Figure collection entries

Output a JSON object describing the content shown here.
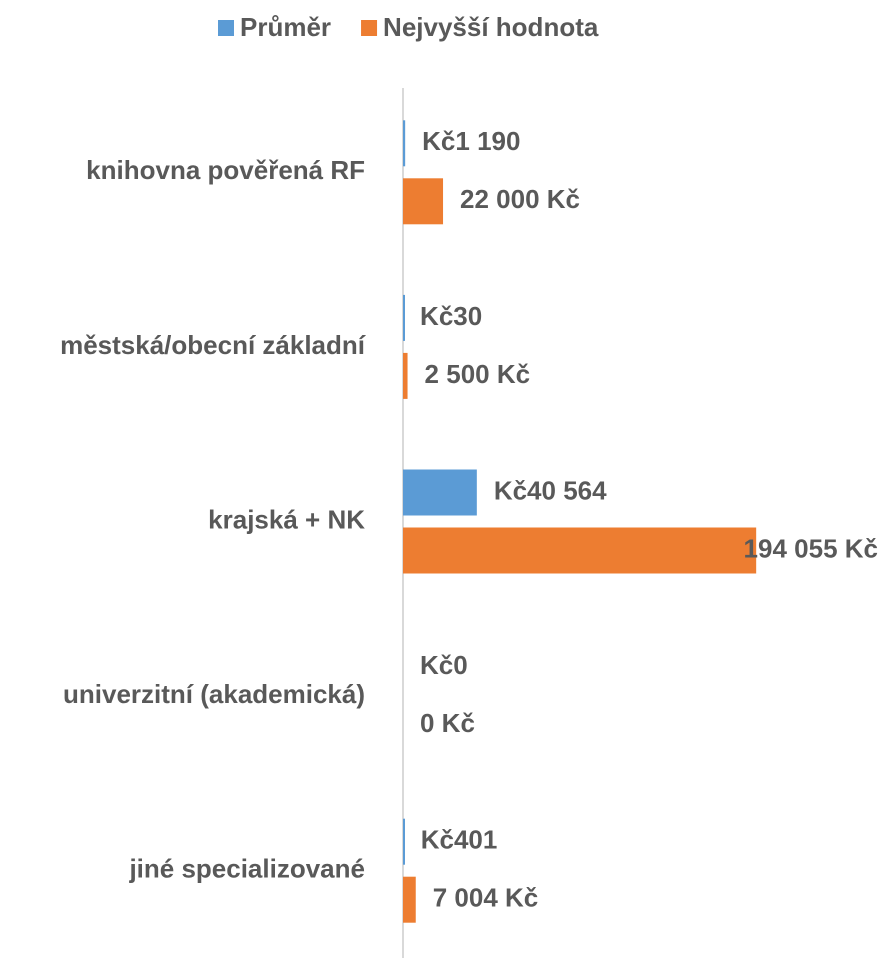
{
  "chart_data": {
    "type": "barh",
    "categories": [
      "knihovna pověřená RF",
      "městská/obecní základní",
      "krajská + NK",
      "univerzitní (akademická)",
      "jiné specializované"
    ],
    "series": [
      {
        "name": "Průměr",
        "color": "#5b9bd5",
        "values": [
          1190,
          30,
          40564,
          0,
          401
        ],
        "value_labels": [
          "Kč1 190",
          "Kč30",
          "Kč40 564",
          "Kč0",
          "Kč401"
        ]
      },
      {
        "name": "Nejvyšší hodnota",
        "color": "#ed7d31",
        "values": [
          22000,
          2500,
          194055,
          0,
          7004
        ],
        "value_labels": [
          "22 000 Kč",
          "2 500 Kč",
          "194 055 Kč",
          "0 Kč",
          "7 004 Kč"
        ]
      }
    ],
    "xlim": [
      0,
      200000
    ],
    "legend": "top"
  }
}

§ Work to complete
Exclude the images, then output the data above word for word.

§ Written solution
Output a JSON object describing the content shown here.
{
  "chart_data": {
    "type": "barh",
    "categories": [
      "knihovna pověřená RF",
      "městská/obecní základní",
      "krajská + NK",
      "univerzitní (akademická)",
      "jiné specializované"
    ],
    "series": [
      {
        "name": "Průměr",
        "color": "#5b9bd5",
        "values": [
          1190,
          30,
          40564,
          0,
          401
        ],
        "value_labels": [
          "Kč1 190",
          "Kč30",
          "Kč40 564",
          "Kč0",
          "Kč401"
        ]
      },
      {
        "name": "Nejvyšší hodnota",
        "color": "#ed7d31",
        "values": [
          22000,
          2500,
          194055,
          0,
          7004
        ],
        "value_labels": [
          "22 000 Kč",
          "2 500 Kč",
          "194 055 Kč",
          "0 Kč",
          "7 004 Kč"
        ]
      }
    ],
    "xlim": [
      0,
      200000
    ],
    "legend": "top"
  }
}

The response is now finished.